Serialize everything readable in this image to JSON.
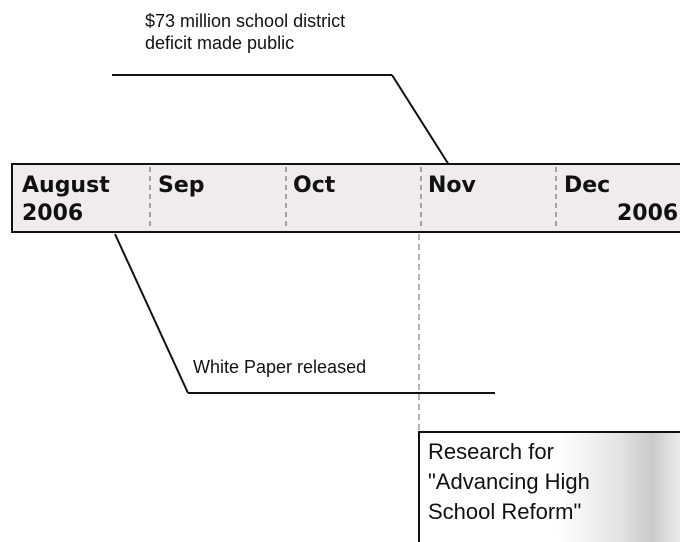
{
  "timeline": {
    "months": [
      "August",
      "Sep",
      "Oct",
      "Nov",
      "Dec"
    ],
    "start_year": "2006",
    "end_year": "2006"
  },
  "annotations": {
    "deficit_line1": "$73 million school district",
    "deficit_line2": "deficit made public",
    "white_paper": "White Paper released"
  },
  "research_box": {
    "line1": "Research for",
    "line2": "\"Advancing High",
    "line3": "School Reform\""
  }
}
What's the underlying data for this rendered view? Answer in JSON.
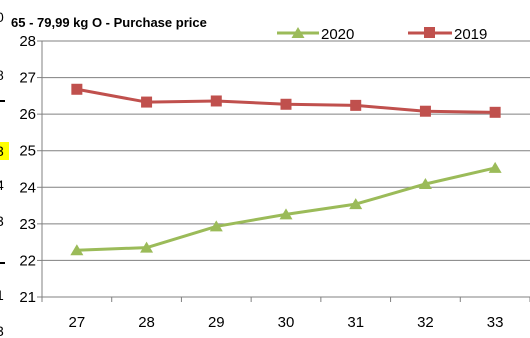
{
  "chart_data": {
    "type": "line",
    "title": "65 - 79,99 kg O - Purchase price",
    "x": [
      27,
      28,
      29,
      30,
      31,
      32,
      33
    ],
    "ylim": [
      21,
      28
    ],
    "yticks": [
      21,
      22,
      23,
      24,
      25,
      26,
      27,
      28
    ],
    "grid": true,
    "legend_position": "top",
    "series": [
      {
        "name": "2020",
        "color": "#9BBB59",
        "marker": "triangle",
        "values": [
          22.28,
          22.35,
          22.93,
          23.26,
          23.54,
          24.09,
          24.53
        ]
      },
      {
        "name": "2019",
        "color": "#C0504D",
        "marker": "square",
        "values": [
          26.68,
          26.33,
          26.36,
          26.27,
          26.24,
          26.08,
          26.05
        ]
      }
    ]
  }
}
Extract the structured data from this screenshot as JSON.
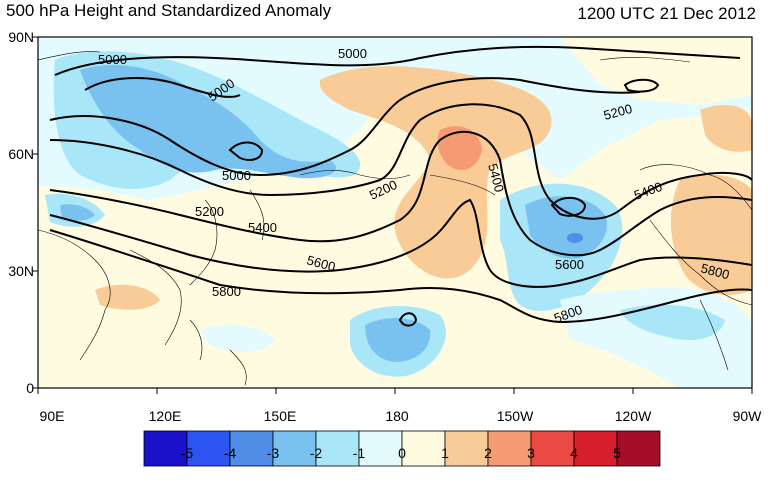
{
  "title": "500 hPa Height and Standardized Anomaly",
  "timestamp": "1200 UTC 21 Dec 2012",
  "lat_labels": [
    "90N",
    "60N",
    "30N",
    "0"
  ],
  "lon_labels": [
    "90E",
    "120E",
    "150E",
    "180",
    "150W",
    "120W",
    "90W"
  ],
  "contour_labels": [
    "5000",
    "5000",
    "5000",
    "5000",
    "5200",
    "5200",
    "5200",
    "5400",
    "5400",
    "5400",
    "5600",
    "5600",
    "5800",
    "5800",
    "5800"
  ],
  "colorbar": {
    "labels": [
      "-5",
      "-4",
      "-3",
      "-2",
      "-1",
      "0",
      "1",
      "2",
      "3",
      "4",
      "5"
    ],
    "colors": [
      "#1a12c8",
      "#2b54f0",
      "#4f8de6",
      "#79c2f0",
      "#a9e6f8",
      "#e3fbff",
      "#fffbe0",
      "#f9cb96",
      "#f59a72",
      "#ea4a44",
      "#d61f2c",
      "#a40e28"
    ]
  },
  "anomaly_colors": {
    "strong_negative": "#79c2f0",
    "negative": "#a9e6f8",
    "weak_negative": "#e3fbff",
    "weak_positive": "#fffbe0",
    "positive": "#f9cb96",
    "strong_positive": "#f59a72",
    "extreme_negative": "#2b54f0"
  }
}
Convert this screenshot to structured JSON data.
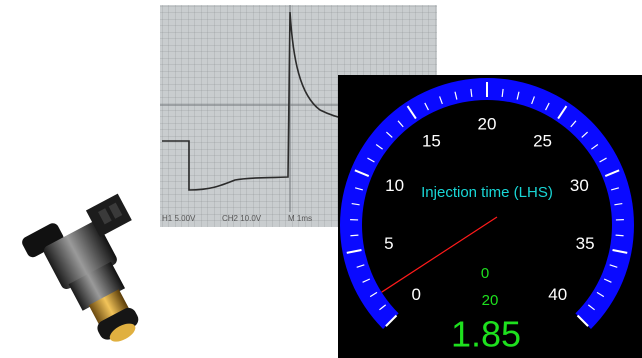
{
  "oscilloscope": {
    "labels": [
      "H1 5.00V",
      "CH2 10.0V",
      "M 1ms"
    ]
  },
  "chart_data": {
    "type": "gauge",
    "title": "Injection time (LHS)",
    "lim": [
      0,
      40
    ],
    "ticks": [
      0,
      5,
      10,
      15,
      20,
      25,
      30,
      35,
      40
    ],
    "value": 1.85,
    "min_readout": 0,
    "max_readout": 20,
    "ring_color": "#0a0aff",
    "needle_color": "#ff1a1a",
    "readout_color": "#1ee01e",
    "title_color": "#19d6d6"
  }
}
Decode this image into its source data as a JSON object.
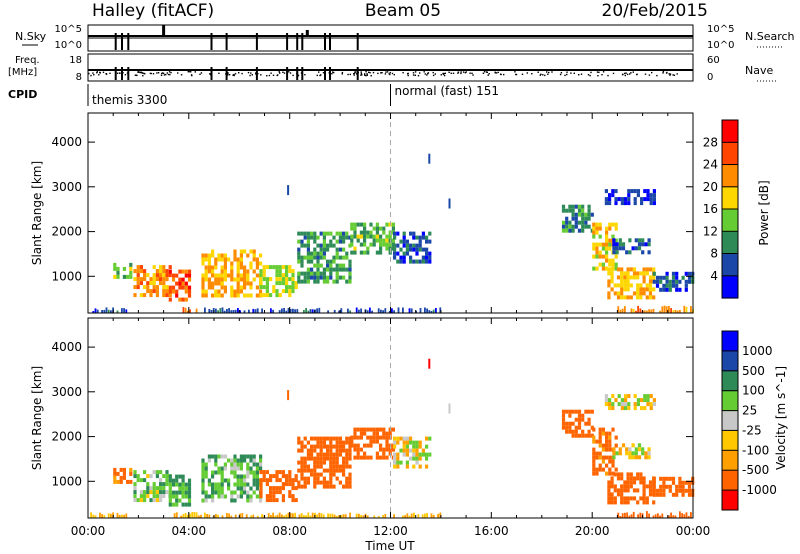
{
  "header": {
    "station": "Halley (fitACF)",
    "beam": "Beam 05",
    "date": "20/Feb/2015"
  },
  "status_panels": {
    "nsky_label": "N.Sky",
    "nsky_ticks": [
      "10^5",
      "10^0"
    ],
    "nsearch_label": "N.Search",
    "nsearch_ticks": [
      "10^5",
      "10^0"
    ],
    "freq_label": "Freq.",
    "freq_unit": "[MHz]",
    "freq_ticks": [
      "18",
      "8"
    ],
    "nave_label": "Nave",
    "nave_ticks": [
      "60",
      "0"
    ],
    "cpid_label": "CPID",
    "cpid_modes": [
      {
        "name": "themis",
        "id": "3300",
        "start": 0
      },
      {
        "name": "normal (fast)",
        "id": "151",
        "start": 12
      }
    ],
    "channel_change_hours": [
      1.1,
      1.35,
      1.6,
      4.9,
      5.5,
      6.7,
      7.9,
      8.3,
      8.5,
      9.4,
      9.6,
      10.7
    ]
  },
  "chart_data": [
    {
      "type": "heatmap",
      "name": "power",
      "xlabel": "",
      "ylabel": "Slant Range [km]",
      "x_range": [
        0,
        24
      ],
      "ylim": [
        180,
        4650
      ],
      "x_ticks": [
        "00:00",
        "04:00",
        "08:00",
        "12:00",
        "16:00",
        "20:00",
        "00:00"
      ],
      "y_ticks": [
        1000,
        2000,
        3000,
        4000
      ],
      "marker_hour": 12,
      "colorbar": {
        "label": "Power [dB]",
        "range": [
          0,
          32
        ],
        "ticks": [
          "4",
          "8",
          "12",
          "16",
          "20",
          "24",
          "28"
        ]
      },
      "echo_regions": [
        {
          "t": [
            1.0,
            1.7
          ],
          "r": [
            950,
            1300
          ],
          "v": 14
        },
        {
          "t": [
            1.8,
            3.2
          ],
          "r": [
            550,
            1250
          ],
          "v": 22
        },
        {
          "t": [
            3.2,
            4.0
          ],
          "r": [
            450,
            1150
          ],
          "v": 26
        },
        {
          "t": [
            4.5,
            6.8
          ],
          "r": [
            600,
            1600
          ],
          "v": 20
        },
        {
          "t": [
            6.8,
            8.3
          ],
          "r": [
            550,
            1250
          ],
          "v": 16
        },
        {
          "t": [
            8.3,
            10.4
          ],
          "r": [
            900,
            2000
          ],
          "v": 11
        },
        {
          "t": [
            10.4,
            12.1
          ],
          "r": [
            1500,
            2200
          ],
          "v": 13
        },
        {
          "t": [
            12.1,
            13.6
          ],
          "r": [
            1300,
            2000
          ],
          "v": 6
        },
        {
          "t": [
            18.8,
            20.0
          ],
          "r": [
            2000,
            2600
          ],
          "v": 10
        },
        {
          "t": [
            20.0,
            21.0
          ],
          "r": [
            1200,
            2200
          ],
          "v": 18
        },
        {
          "t": [
            20.8,
            22.3
          ],
          "r": [
            1500,
            1850
          ],
          "v": 6
        },
        {
          "t": [
            20.6,
            22.4
          ],
          "r": [
            500,
            1200
          ],
          "v": 20
        },
        {
          "t": [
            22.4,
            24.0
          ],
          "r": [
            700,
            1100
          ],
          "v": 6
        },
        {
          "t": [
            20.5,
            22.5
          ],
          "r": [
            2600,
            2950
          ],
          "v": 4
        }
      ],
      "ground_scatter": [
        {
          "t": [
            0.0,
            1.5
          ],
          "r": [
            180,
            280
          ],
          "v": 6
        },
        {
          "t": [
            3.4,
            4.6
          ],
          "r": [
            180,
            280
          ],
          "v": 24
        },
        {
          "t": [
            4.6,
            14.0
          ],
          "r": [
            180,
            260
          ],
          "v": 6
        },
        {
          "t": [
            21.0,
            24.0
          ],
          "r": [
            180,
            300
          ],
          "v": 22
        }
      ],
      "isolated_echoes": [
        {
          "t": 13.5,
          "r": 3650,
          "v": 6
        },
        {
          "t": 14.3,
          "r": 2650,
          "v": 4
        },
        {
          "t": 7.9,
          "r": 2950,
          "v": 6
        }
      ]
    },
    {
      "type": "heatmap",
      "name": "velocity",
      "xlabel": "Time UT",
      "ylabel": "Slant Range [km]",
      "x_range": [
        0,
        24
      ],
      "ylim": [
        180,
        4650
      ],
      "x_ticks": [
        "00:00",
        "04:00",
        "08:00",
        "12:00",
        "16:00",
        "20:00",
        "00:00"
      ],
      "y_ticks": [
        1000,
        2000,
        3000,
        4000
      ],
      "marker_hour": 12,
      "colorbar": {
        "label": "Velocity [m s^-1]",
        "ticks": [
          "1000",
          "500",
          "100",
          "25",
          "-25",
          "-100",
          "-500",
          "-1000"
        ]
      },
      "echo_regions": [
        {
          "t": [
            1.0,
            1.7
          ],
          "r": [
            950,
            1300
          ],
          "v": -150
        },
        {
          "t": [
            1.8,
            3.2
          ],
          "r": [
            550,
            1250
          ],
          "v": 60
        },
        {
          "t": [
            3.2,
            4.0
          ],
          "r": [
            450,
            1150
          ],
          "v": 120
        },
        {
          "t": [
            4.5,
            6.8
          ],
          "r": [
            600,
            1600
          ],
          "v": 80
        },
        {
          "t": [
            6.8,
            8.3
          ],
          "r": [
            550,
            1250
          ],
          "v": -300
        },
        {
          "t": [
            8.3,
            10.4
          ],
          "r": [
            900,
            2000
          ],
          "v": -350
        },
        {
          "t": [
            10.4,
            12.1
          ],
          "r": [
            1500,
            2200
          ],
          "v": -400
        },
        {
          "t": [
            12.1,
            13.6
          ],
          "r": [
            1300,
            2000
          ],
          "v": 0
        },
        {
          "t": [
            18.8,
            20.0
          ],
          "r": [
            2000,
            2600
          ],
          "v": -350
        },
        {
          "t": [
            20.0,
            21.0
          ],
          "r": [
            1200,
            2200
          ],
          "v": -150
        },
        {
          "t": [
            20.8,
            22.3
          ],
          "r": [
            1500,
            1850
          ],
          "v": 0
        },
        {
          "t": [
            20.6,
            22.4
          ],
          "r": [
            500,
            1200
          ],
          "v": -400
        },
        {
          "t": [
            22.4,
            24.0
          ],
          "r": [
            700,
            1100
          ],
          "v": -200
        },
        {
          "t": [
            20.5,
            22.5
          ],
          "r": [
            2600,
            2950
          ],
          "v": 10
        }
      ],
      "ground_scatter": [
        {
          "t": [
            0.0,
            1.5
          ],
          "r": [
            180,
            280
          ],
          "v": -30
        },
        {
          "t": [
            3.4,
            4.6
          ],
          "r": [
            180,
            280
          ],
          "v": -30
        },
        {
          "t": [
            4.6,
            14.0
          ],
          "r": [
            180,
            260
          ],
          "v": -30
        },
        {
          "t": [
            21.0,
            24.0
          ],
          "r": [
            180,
            300
          ],
          "v": -150
        }
      ],
      "isolated_echoes": [
        {
          "t": 13.5,
          "r": 3650,
          "v": -600
        },
        {
          "t": 14.3,
          "r": 2650,
          "v": 10
        },
        {
          "t": 7.9,
          "r": 2950,
          "v": -300
        }
      ]
    }
  ],
  "colors": {
    "power_scale": [
      "#0000ff",
      "#1b47a8",
      "#2e8b57",
      "#66cc33",
      "#ffd700",
      "#ff8c00",
      "#ff4500",
      "#ff0000"
    ],
    "velocity_scale": [
      "#ff0000",
      "#ff6400",
      "#ffa000",
      "#ffc800",
      "#c8c8c8",
      "#66cc33",
      "#2e8b57",
      "#1b47a8",
      "#0000ff"
    ],
    "grid_dash": "#aaaaaa"
  }
}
------------------------------------------------------------
• _STATED GOAL_:
Return all lines of the material above in which the word "this" occurs.

• _WRITTEN ANSWER_:
Serialize everything readable in this image to JSON.
What's the underlying data for this rendered view? Answer in JSON.
Extract the structured data from this screenshot as JSON.
Convert this screenshot to structured JSON data.
Decode this image into its source data as a JSON object.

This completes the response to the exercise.